=== Material for this exercise ===
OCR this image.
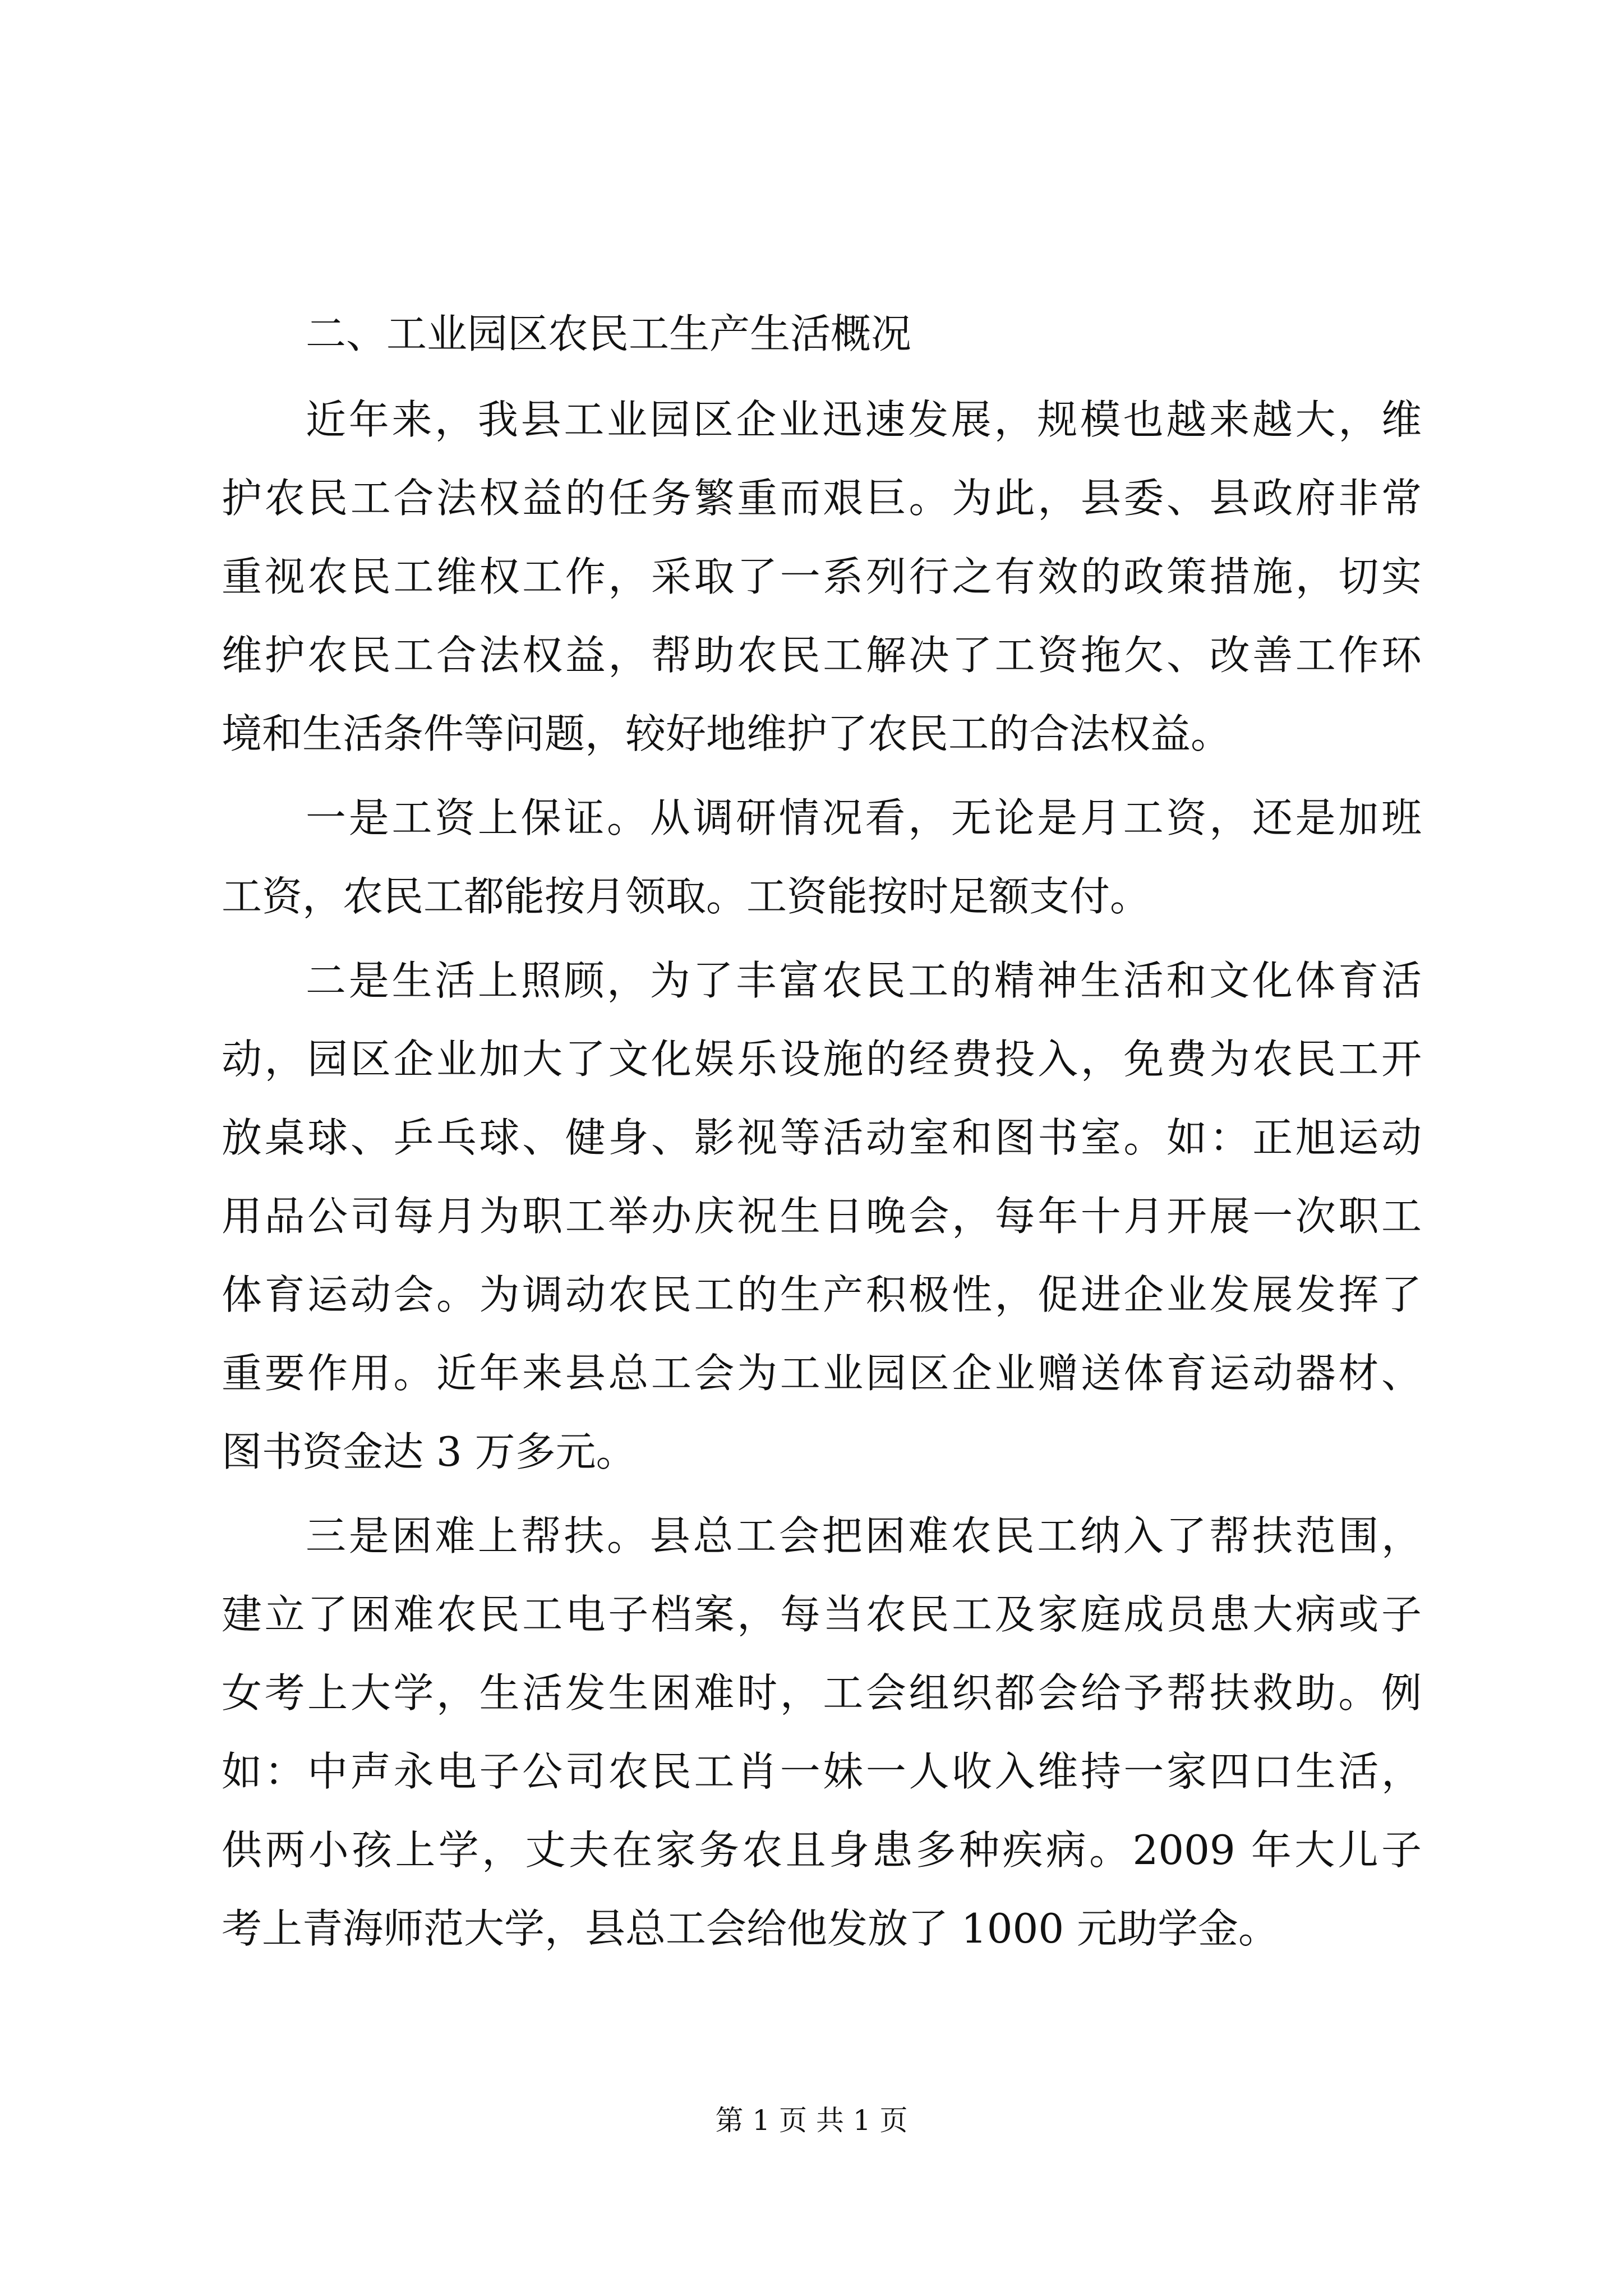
二、工业园区农民工生产生活概况
近年来，我县工业园区企业迅速发展，规模也越来越大，维
护农民工合法权益的任务繁重而艰巨。为此，县委、县政府非常
重视农民工维权工作，采取了一系列行之有效的政策措施，切实
维护农民工合法权益，帮助农民工解决了工资拖欠、改善工作环
境和生活条件等问题，较好地维护了农民工的合法权益。
一是工资上保证。从调研情况看，无论是月工资，还是加班
工资，农民工都能按月领取。工资能按时足额支付。
二是生活上照顾，为了丰富农民工的精神生活和文化体育活
动，园区企业加大了文化娱乐设施的经费投入，免费为农民工开
放桌球、乒乓球、健身、影视等活动室和图书室。如：正旭运动
用品公司每月为职工举办庆祝生日晚会，每年十月开展一次职工
体育运动会。为调动农民工的生产积极性，促进企业发展发挥了
重要作用。近年来县总工会为工业园区企业赠送体育运动器材、
图书资金达 3 万多元。
三是困难上帮扶。县总工会把困难农民工纳入了帮扶范围，
建立了困难农民工电子档案，每当农民工及家庭成员患大病或子
女考上大学，生活发生困难时，工会组织都会给予帮扶救助。例
如：中声永电子公司农民工肖一妹一人收入维持一家四口生活，
供两小孩上学，丈夫在家务农且身患多种疾病。2009 年大儿子
考上青海师范大学，县总工会给他发放了 1000 元助学金。
第 1 页 共 1 页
===
Copy the records word for word, leaving no picture in the copy.

Result
OCR this image.
二、工业园区农民工生产生活概况
近年来，我县工业园区企业迅速发展，规模也越来越大，维
护农民工合法权益的任务繁重而艰巨。为此，县委、县政府非常
重视农民工维权工作，采取了一系列行之有效的政策措施，切实
维护农民工合法权益，帮助农民工解决了工资拖欠、改善工作环
境和生活条件等问题，较好地维护了农民工的合法权益。
一是工资上保证。从调研情况看，无论是月工资，还是加班
工资，农民工都能按月领取。工资能按时足额支付。
二是生活上照顾，为了丰富农民工的精神生活和文化体育活
动，园区企业加大了文化娱乐设施的经费投入，免费为农民工开
放桌球、乒乓球、健身、影视等活动室和图书室。如：正旭运动
用品公司每月为职工举办庆祝生日晚会，每年十月开展一次职工
体育运动会。为调动农民工的生产积极性，促进企业发展发挥了
重要作用。近年来县总工会为工业园区企业赠送体育运动器材、
图书资金达 3 万多元。
三是困难上帮扶。县总工会把困难农民工纳入了帮扶范围，
建立了困难农民工电子档案，每当农民工及家庭成员患大病或子
女考上大学，生活发生困难时，工会组织都会给予帮扶救助。例
如：中声永电子公司农民工肖一妹一人收入维持一家四口生活，
供两小孩上学，丈夫在家务农且身患多种疾病。2009 年大儿子
考上青海师范大学，县总工会给他发放了 1000 元助学金。
第 1 页 共 1 页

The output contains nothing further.